Start Records for this task

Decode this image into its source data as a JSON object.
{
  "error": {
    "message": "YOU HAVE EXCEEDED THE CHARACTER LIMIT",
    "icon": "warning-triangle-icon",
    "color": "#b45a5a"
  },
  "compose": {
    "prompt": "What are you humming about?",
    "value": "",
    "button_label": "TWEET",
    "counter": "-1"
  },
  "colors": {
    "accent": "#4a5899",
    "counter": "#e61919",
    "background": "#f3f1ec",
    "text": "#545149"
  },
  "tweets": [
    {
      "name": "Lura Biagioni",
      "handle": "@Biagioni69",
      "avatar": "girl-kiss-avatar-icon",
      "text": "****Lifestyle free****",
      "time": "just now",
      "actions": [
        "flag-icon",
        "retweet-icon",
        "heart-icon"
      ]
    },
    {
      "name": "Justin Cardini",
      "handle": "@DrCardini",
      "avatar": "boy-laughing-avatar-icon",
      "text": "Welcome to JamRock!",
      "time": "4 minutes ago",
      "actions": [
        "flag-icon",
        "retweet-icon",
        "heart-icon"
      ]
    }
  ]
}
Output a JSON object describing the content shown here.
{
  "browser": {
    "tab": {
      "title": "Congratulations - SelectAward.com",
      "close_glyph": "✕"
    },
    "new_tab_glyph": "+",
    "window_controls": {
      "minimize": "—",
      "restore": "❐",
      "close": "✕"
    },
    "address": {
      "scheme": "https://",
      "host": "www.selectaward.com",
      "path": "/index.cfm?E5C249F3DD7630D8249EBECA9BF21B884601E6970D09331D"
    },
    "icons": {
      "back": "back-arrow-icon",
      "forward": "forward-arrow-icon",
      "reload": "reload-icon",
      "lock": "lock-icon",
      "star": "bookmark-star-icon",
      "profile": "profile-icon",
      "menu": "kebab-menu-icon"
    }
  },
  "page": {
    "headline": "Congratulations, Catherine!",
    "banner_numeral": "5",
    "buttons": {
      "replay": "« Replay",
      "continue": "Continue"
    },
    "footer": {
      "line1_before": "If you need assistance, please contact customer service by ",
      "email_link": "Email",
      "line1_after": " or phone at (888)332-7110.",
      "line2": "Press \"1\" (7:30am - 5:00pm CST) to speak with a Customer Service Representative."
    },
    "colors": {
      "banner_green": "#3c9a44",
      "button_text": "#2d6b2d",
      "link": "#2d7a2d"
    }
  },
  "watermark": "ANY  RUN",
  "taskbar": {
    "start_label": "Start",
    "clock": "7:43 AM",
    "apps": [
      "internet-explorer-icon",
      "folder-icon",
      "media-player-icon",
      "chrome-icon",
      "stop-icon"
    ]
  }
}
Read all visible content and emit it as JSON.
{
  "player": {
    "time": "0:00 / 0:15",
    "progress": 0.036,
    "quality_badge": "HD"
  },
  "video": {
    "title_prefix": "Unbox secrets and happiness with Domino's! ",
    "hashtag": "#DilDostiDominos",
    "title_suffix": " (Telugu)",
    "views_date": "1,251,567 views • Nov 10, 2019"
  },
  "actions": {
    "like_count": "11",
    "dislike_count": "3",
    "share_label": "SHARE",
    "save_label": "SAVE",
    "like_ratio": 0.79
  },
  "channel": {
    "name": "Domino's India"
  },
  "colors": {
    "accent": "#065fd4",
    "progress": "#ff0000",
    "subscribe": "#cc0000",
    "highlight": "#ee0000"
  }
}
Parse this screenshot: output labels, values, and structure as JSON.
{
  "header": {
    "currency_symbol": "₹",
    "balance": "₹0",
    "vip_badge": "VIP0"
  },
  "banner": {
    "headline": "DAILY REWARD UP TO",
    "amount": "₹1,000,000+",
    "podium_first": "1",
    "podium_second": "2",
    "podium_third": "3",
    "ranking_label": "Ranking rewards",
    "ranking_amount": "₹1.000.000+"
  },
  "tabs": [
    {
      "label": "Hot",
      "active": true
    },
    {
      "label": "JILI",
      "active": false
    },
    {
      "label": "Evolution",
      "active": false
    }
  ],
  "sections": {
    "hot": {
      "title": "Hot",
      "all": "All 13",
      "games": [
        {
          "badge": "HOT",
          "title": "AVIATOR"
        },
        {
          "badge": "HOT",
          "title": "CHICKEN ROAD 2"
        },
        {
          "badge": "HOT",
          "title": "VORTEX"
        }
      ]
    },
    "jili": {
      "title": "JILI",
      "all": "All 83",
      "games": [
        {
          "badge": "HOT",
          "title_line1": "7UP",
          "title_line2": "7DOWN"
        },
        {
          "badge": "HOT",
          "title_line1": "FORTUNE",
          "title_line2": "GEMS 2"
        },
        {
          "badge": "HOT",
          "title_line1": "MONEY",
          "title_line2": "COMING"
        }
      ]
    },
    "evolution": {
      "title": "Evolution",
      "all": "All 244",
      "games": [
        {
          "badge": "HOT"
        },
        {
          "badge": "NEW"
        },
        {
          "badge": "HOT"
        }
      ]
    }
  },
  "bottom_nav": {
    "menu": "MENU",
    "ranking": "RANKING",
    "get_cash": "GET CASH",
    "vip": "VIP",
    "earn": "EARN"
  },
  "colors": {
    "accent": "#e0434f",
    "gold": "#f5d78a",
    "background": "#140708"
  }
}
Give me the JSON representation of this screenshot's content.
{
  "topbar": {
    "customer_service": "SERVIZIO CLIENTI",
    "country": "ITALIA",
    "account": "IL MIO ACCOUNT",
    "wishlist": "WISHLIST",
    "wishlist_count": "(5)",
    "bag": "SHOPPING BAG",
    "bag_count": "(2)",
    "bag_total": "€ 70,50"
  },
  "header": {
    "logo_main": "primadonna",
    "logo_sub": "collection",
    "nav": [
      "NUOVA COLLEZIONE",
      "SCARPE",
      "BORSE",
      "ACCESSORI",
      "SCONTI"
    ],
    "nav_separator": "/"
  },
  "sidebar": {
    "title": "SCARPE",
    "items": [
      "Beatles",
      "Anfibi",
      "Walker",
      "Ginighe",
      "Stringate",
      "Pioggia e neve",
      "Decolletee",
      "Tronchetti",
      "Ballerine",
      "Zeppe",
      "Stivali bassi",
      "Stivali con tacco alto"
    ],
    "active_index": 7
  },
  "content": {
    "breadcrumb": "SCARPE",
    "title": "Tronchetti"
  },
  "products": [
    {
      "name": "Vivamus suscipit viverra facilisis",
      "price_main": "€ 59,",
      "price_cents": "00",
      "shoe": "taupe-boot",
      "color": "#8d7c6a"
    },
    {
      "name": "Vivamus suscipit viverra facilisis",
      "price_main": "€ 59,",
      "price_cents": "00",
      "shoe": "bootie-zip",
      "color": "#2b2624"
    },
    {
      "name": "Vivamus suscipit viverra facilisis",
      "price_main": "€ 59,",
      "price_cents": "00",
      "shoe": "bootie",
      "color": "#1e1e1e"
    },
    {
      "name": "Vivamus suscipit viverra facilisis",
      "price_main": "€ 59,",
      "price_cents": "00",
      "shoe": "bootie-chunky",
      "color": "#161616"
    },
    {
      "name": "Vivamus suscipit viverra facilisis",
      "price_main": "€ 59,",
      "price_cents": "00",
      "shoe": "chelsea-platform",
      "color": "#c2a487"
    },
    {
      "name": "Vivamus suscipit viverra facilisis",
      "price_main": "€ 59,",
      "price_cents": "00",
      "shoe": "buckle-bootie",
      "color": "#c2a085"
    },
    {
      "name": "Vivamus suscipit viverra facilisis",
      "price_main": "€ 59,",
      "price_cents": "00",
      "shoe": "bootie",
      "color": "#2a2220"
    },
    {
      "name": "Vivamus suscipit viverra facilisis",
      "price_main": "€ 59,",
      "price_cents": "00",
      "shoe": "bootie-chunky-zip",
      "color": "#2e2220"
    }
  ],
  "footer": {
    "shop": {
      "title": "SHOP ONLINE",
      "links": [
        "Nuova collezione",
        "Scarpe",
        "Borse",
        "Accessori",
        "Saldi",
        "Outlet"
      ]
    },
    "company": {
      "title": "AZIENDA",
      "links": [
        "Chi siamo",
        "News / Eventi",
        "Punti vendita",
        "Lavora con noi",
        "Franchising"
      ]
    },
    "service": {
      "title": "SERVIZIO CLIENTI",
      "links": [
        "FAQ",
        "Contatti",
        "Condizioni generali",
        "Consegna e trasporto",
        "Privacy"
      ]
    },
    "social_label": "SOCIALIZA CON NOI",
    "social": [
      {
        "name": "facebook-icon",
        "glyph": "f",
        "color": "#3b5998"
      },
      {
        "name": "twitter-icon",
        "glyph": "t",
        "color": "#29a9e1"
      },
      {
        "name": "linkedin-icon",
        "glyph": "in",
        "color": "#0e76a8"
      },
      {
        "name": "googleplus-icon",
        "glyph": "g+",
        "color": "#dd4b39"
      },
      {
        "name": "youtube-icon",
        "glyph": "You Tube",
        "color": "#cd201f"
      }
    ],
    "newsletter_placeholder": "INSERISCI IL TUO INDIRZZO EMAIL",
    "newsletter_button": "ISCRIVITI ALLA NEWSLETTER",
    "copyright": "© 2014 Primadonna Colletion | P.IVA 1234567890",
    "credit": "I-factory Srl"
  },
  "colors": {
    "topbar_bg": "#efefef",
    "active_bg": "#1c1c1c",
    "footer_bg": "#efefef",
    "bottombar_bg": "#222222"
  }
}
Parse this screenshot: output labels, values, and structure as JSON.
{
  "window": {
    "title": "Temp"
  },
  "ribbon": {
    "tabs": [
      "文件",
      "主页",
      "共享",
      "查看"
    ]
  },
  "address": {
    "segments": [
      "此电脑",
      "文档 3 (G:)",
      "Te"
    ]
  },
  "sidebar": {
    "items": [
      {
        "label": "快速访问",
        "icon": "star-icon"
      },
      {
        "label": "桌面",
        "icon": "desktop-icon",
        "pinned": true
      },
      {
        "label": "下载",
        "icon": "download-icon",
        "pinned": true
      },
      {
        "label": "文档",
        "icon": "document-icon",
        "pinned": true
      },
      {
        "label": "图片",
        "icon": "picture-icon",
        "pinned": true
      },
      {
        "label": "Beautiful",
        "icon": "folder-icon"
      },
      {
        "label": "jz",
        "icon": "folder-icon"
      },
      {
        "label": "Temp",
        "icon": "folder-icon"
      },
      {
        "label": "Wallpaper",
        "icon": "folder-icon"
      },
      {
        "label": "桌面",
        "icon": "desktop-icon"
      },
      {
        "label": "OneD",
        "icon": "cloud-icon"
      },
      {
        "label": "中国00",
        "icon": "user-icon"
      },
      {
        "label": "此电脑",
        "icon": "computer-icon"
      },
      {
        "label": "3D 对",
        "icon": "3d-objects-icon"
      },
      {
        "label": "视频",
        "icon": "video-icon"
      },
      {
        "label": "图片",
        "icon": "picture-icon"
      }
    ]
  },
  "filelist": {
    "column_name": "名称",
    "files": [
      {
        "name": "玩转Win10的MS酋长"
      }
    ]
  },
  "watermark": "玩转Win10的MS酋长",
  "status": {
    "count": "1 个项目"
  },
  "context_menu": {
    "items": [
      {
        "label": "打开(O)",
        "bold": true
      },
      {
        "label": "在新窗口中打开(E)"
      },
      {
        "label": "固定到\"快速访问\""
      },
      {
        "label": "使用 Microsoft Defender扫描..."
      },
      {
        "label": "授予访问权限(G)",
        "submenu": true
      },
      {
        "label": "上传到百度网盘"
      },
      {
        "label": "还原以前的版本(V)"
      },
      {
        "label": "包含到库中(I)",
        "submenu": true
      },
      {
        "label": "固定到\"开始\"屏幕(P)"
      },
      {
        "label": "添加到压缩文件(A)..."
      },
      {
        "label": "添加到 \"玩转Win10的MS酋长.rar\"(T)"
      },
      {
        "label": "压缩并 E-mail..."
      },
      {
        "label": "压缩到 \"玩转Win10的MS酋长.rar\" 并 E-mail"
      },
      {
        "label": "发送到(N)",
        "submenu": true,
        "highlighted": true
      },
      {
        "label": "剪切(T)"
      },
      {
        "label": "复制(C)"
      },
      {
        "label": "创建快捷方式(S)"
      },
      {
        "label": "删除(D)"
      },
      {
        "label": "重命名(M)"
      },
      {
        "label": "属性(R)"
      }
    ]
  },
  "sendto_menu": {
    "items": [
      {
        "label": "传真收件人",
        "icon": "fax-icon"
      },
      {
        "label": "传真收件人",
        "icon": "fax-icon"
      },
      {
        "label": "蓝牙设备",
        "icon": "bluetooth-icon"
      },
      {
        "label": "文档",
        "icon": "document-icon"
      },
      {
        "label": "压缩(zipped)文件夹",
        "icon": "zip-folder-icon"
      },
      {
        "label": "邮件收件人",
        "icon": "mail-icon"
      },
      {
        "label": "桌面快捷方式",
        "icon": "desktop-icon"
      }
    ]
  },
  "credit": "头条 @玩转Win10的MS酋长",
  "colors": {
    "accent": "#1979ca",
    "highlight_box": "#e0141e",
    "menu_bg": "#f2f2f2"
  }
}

End Records for this task

* [What is needed]: Say how many lines of the data include the string "bootie". Nothing other than the number should be given.

* [Solution]: 6